§ **WHAT THIS TASK INVOLVES**: Copy out every one of the rows below word for word, with no changes.

§ **Layout region rows**:
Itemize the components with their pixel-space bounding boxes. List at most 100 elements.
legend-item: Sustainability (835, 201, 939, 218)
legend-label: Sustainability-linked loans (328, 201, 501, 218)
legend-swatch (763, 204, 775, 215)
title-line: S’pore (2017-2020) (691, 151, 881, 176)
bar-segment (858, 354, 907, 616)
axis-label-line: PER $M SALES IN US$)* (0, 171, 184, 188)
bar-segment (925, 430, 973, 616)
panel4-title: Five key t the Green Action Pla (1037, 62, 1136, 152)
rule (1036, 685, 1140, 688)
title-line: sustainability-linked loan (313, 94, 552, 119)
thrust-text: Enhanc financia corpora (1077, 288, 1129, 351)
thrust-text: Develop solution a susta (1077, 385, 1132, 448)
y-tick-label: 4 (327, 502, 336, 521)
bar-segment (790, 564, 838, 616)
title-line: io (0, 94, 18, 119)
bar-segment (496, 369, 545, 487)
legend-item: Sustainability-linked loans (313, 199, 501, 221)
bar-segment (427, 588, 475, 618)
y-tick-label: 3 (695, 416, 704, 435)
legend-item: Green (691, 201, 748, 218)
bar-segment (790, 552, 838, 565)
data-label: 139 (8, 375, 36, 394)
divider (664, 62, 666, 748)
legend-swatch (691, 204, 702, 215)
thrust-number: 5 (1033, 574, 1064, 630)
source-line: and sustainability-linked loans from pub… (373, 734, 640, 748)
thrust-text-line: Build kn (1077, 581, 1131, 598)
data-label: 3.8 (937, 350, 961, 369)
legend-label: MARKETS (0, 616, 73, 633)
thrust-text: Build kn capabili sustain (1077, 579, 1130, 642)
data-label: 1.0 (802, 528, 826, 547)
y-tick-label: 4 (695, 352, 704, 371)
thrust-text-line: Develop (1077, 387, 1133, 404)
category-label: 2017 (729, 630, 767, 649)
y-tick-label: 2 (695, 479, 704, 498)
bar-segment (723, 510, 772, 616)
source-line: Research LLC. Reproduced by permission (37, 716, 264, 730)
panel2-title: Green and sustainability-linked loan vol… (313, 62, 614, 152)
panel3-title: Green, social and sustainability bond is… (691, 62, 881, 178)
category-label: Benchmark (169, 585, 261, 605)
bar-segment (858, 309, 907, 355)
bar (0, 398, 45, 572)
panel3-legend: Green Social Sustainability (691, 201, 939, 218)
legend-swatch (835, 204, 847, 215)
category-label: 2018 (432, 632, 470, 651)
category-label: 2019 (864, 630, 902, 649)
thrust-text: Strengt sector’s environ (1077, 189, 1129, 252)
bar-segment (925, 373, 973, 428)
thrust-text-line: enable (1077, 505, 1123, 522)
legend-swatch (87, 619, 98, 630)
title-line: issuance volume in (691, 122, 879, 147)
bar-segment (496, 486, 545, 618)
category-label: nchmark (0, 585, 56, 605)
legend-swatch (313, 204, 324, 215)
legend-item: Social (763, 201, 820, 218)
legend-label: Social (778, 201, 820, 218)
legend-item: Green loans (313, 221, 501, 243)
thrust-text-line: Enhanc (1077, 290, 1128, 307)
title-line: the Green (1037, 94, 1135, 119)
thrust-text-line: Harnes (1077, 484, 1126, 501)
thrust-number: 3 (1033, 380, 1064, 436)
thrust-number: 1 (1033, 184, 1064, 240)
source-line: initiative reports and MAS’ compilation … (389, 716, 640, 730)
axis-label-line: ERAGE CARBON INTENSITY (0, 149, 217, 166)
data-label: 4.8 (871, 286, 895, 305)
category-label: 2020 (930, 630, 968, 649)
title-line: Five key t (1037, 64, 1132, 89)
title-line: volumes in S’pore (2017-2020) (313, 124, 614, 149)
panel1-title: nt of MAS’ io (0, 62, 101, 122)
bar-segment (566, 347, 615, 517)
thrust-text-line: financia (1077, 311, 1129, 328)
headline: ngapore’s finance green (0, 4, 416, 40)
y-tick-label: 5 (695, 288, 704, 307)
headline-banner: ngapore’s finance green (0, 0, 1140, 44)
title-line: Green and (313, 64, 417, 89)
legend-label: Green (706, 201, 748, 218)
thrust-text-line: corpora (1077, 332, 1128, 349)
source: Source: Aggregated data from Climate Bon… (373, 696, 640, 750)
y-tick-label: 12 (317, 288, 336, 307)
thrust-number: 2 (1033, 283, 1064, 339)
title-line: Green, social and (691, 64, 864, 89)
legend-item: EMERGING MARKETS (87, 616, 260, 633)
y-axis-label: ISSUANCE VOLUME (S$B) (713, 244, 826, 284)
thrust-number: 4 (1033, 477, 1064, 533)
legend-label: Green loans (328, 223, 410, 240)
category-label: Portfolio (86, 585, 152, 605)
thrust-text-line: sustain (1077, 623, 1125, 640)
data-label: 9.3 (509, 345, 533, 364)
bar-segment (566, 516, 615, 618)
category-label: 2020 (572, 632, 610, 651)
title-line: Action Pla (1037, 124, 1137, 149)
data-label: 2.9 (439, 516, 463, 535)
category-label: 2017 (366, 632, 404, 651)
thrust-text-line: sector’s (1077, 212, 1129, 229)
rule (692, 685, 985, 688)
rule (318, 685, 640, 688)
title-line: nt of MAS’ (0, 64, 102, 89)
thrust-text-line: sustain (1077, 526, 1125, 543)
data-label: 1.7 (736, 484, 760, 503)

§ **SOLUTION TO THIS TASK**:
Itemize the components with their pixel-space bounding boxes. List at most 100 elements.
legend-item: Sustainability (835, 201, 939, 218)
legend-label: Sustainability-linked loans (328, 201, 501, 218)
legend-swatch (763, 204, 775, 215)
title-line: S’pore (2017-2020) (691, 151, 881, 176)
bar-segment (858, 354, 907, 616)
axis-label-line: PER $M SALES IN US$)* (0, 171, 184, 188)
bar-segment (925, 430, 973, 616)
panel4-title: Five key t the Green Action Pla (1037, 62, 1136, 152)
rule (1036, 685, 1140, 688)
title-line: sustainability-linked loan (313, 94, 552, 119)
thrust-text: Enhanc financia corpora (1077, 288, 1129, 351)
thrust-text: Develop solution a susta (1077, 385, 1132, 448)
y-tick-label: 4 (327, 502, 336, 521)
bar-segment (790, 564, 838, 616)
title-line: io (0, 94, 18, 119)
bar-segment (496, 369, 545, 487)
legend-item: Sustainability-linked loans (313, 199, 501, 221)
bar-segment (427, 588, 475, 618)
y-tick-label: 3 (695, 416, 704, 435)
legend-item: Green (691, 201, 748, 218)
bar-segment (790, 552, 838, 565)
data-label: 139 (8, 375, 36, 394)
divider (664, 62, 666, 748)
legend-swatch (691, 204, 702, 215)
thrust-number: 5 (1033, 574, 1064, 630)
source-line: and sustainability-linked loans from pub… (373, 734, 640, 748)
thrust-text-line: Build kn (1077, 581, 1131, 598)
data-label: 3.8 (937, 350, 961, 369)
legend-label: MARKETS (0, 616, 73, 633)
thrust-text: Build kn capabili sustain (1077, 579, 1130, 642)
data-label: 1.0 (802, 528, 826, 547)
y-tick-label: 4 (695, 352, 704, 371)
thrust-text-line: Develop (1077, 387, 1133, 404)
category-label: 2017 (729, 630, 767, 649)
y-tick-label: 2 (695, 479, 704, 498)
bar-segment (723, 510, 772, 616)
source-line: Research LLC. Reproduced by permission (37, 716, 264, 730)
panel2-title: Green and sustainability-linked loan vol… (313, 62, 614, 152)
panel3-title: Green, social and sustainability bond is… (691, 62, 881, 178)
category-label: Benchmark (169, 585, 261, 605)
bar-segment (858, 309, 907, 355)
bar (0, 398, 45, 572)
panel3-legend: Green Social Sustainability (691, 201, 939, 218)
legend-swatch (835, 204, 847, 215)
category-label: 2018 (432, 632, 470, 651)
category-label: 2019 (864, 630, 902, 649)
thrust-text: Strengt sector’s environ (1077, 189, 1129, 252)
bar-segment (925, 373, 973, 428)
thrust-text-line: enable (1077, 505, 1123, 522)
legend-swatch (87, 619, 98, 630)
title-line: issuance volume in (691, 122, 879, 147)
bar-segment (496, 486, 545, 618)
category-label: nchmark (0, 585, 56, 605)
legend-swatch (313, 204, 324, 215)
legend-item: Social (763, 201, 820, 218)
legend-label: Social (778, 201, 820, 218)
legend-item: Green loans (313, 221, 501, 243)
thrust-text-line: Enhanc (1077, 290, 1128, 307)
title-line: the Green (1037, 94, 1135, 119)
thrust-text-line: Harnes (1077, 484, 1126, 501)
thrust-number: 3 (1033, 380, 1064, 436)
thrust-number: 1 (1033, 184, 1064, 240)
source-line: initiative reports and MAS’ compilation … (389, 716, 640, 730)
axis-label-line: ERAGE CARBON INTENSITY (0, 149, 217, 166)
data-label: 4.8 (871, 286, 895, 305)
category-label: 2020 (930, 630, 968, 649)
title-line: Five key t (1037, 64, 1132, 89)
title-line: volumes in S’pore (2017-2020) (313, 124, 614, 149)
panel1-title: nt of MAS’ io (0, 62, 101, 122)
bar-segment (566, 347, 615, 517)
thrust-text-line: financia (1077, 311, 1129, 328)
headline: ngapore’s finance green (0, 4, 416, 40)
y-tick-label: 5 (695, 288, 704, 307)
headline-banner: ngapore’s finance green (0, 0, 1140, 44)
title-line: Green and (313, 64, 417, 89)
legend-label: Green (706, 201, 748, 218)
thrust-text-line: corpora (1077, 332, 1128, 349)
source: Source: Aggregated data from Climate Bon… (373, 696, 640, 750)
y-tick-label: 12 (317, 288, 336, 307)
thrust-number: 2 (1033, 283, 1064, 339)
title-line: Green, social and (691, 64, 864, 89)
legend-item: EMERGING MARKETS (87, 616, 260, 633)
y-axis-label: ISSUANCE VOLUME (S$B) (713, 244, 826, 284)
thrust-number: 4 (1033, 477, 1064, 533)
legend-label: Green loans (328, 223, 410, 240)
category-label: Portfolio (86, 585, 152, 605)
thrust-text-line: sustain (1077, 623, 1125, 640)
data-label: 9.3 (509, 345, 533, 364)
bar-segment (566, 516, 615, 618)
category-label: 2020 (572, 632, 610, 651)
title-line: Action Pla (1037, 124, 1137, 149)
data-label: 2.9 (439, 516, 463, 535)
category-label: 2017 (366, 632, 404, 651)
thrust-text-line: sector’s (1077, 212, 1129, 229)
rule (692, 685, 985, 688)
rule (318, 685, 640, 688)
title-line: nt of MAS’ (0, 64, 102, 89)
thrust-text-line: sustain (1077, 526, 1125, 543)
data-label: 1.7 (736, 484, 760, 503)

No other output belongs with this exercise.